*TASK BRIEF:*
Select and reproduce each line of the listing below that bears the string "empresas".

** START MATERIAL SHOWN **

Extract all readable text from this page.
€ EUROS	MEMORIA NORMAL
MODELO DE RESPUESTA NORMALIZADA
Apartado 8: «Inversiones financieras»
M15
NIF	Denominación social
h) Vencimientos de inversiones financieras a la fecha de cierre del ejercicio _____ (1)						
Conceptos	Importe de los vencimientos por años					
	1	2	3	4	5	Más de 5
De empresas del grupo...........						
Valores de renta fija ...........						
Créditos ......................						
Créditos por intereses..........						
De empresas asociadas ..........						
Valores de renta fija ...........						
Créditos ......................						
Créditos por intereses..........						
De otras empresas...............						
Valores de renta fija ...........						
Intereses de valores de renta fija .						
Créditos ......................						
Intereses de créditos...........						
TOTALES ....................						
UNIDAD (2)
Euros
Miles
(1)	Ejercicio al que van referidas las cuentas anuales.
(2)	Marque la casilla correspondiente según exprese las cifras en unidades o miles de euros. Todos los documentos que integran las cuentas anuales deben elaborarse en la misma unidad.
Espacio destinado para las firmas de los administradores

** END MATERIAL SHOWN **

*SOLUTION TO THIS PROBLEM:*
De empresas del grupo...........						
De empresas asociadas ..........						
De otras empresas...............						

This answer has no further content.